Would you return the complete listing below word for word?

━━━━━ RECORDED INFORMATION ━━━━━

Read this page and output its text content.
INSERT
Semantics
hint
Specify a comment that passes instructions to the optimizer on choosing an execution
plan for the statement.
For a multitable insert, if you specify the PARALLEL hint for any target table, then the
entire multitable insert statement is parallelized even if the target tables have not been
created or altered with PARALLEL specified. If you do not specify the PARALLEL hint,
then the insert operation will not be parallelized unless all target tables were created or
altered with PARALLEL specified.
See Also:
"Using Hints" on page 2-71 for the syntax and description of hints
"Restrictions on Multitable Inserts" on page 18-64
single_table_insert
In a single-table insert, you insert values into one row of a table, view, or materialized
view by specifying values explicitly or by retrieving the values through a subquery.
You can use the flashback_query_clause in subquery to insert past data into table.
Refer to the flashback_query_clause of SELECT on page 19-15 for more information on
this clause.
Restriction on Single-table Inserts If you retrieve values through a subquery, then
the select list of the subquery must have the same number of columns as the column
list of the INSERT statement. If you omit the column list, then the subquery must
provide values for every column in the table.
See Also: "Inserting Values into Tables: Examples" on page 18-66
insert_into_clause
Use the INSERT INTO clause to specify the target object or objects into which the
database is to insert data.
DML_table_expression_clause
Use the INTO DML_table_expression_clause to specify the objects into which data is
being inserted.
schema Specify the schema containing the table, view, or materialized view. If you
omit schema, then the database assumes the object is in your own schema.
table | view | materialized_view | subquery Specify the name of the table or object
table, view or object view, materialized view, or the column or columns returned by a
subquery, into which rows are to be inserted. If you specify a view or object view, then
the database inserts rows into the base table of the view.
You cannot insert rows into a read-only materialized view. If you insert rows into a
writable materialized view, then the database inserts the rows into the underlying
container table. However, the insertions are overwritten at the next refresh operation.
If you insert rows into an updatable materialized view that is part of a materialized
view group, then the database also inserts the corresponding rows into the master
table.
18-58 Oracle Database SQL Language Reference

━━━━━

## ANSWER IN FULL
Read this page and output its text content.
INSERT
Semantics
hint
Specify a comment that passes instructions to the optimizer on choosing an execution
plan for the statement.
For a multitable insert, if you specify the PARALLEL hint for any target table, then the
entire multitable insert statement is parallelized even if the target tables have not been
created or altered with PARALLEL specified. If you do not specify the PARALLEL hint,
then the insert operation will not be parallelized unless all target tables were created or
altered with PARALLEL specified.
See Also:
"Using Hints" on page 2-71 for the syntax and description of hints
"Restrictions on Multitable Inserts" on page 18-64
single_table_insert
In a single-table insert, you insert values into one row of a table, view, or materialized
view by specifying values explicitly or by retrieving the values through a subquery.
You can use the flashback_query_clause in subquery to insert past data into table.
Refer to the flashback_query_clause of SELECT on page 19-15 for more information on
this clause.
Restriction on Single-table Inserts If you retrieve values through a subquery, then
the select list of the subquery must have the same number of columns as the column
list of the INSERT statement. If you omit the column list, then the subquery must
provide values for every column in the table.
See Also: "Inserting Values into Tables: Examples" on page 18-66
insert_into_clause
Use the INSERT INTO clause to specify the target object or objects into which the
database is to insert data.
DML_table_expression_clause
Use the INTO DML_table_expression_clause to specify the objects into which data is
being inserted.
schema Specify the schema containing the table, view, or materialized view. If you
omit schema, then the database assumes the object is in your own schema.
table | view | materialized_view | subquery Specify the name of the table or object
table, view or object view, materialized view, or the column or columns returned by a
subquery, into which rows are to be inserted. If you specify a view or object view, then
the database inserts rows into the base table of the view.
You cannot insert rows into a read-only materialized view. If you insert rows into a
writable materialized view, then the database inserts the rows into the underlying
container table. However, the insertions are overwritten at the next refresh operation.
If you insert rows into an updatable materialized view that is part of a materialized
view group, then the database also inserts the corresponding rows into the master
table.
18-58 Oracle Database SQL Language Reference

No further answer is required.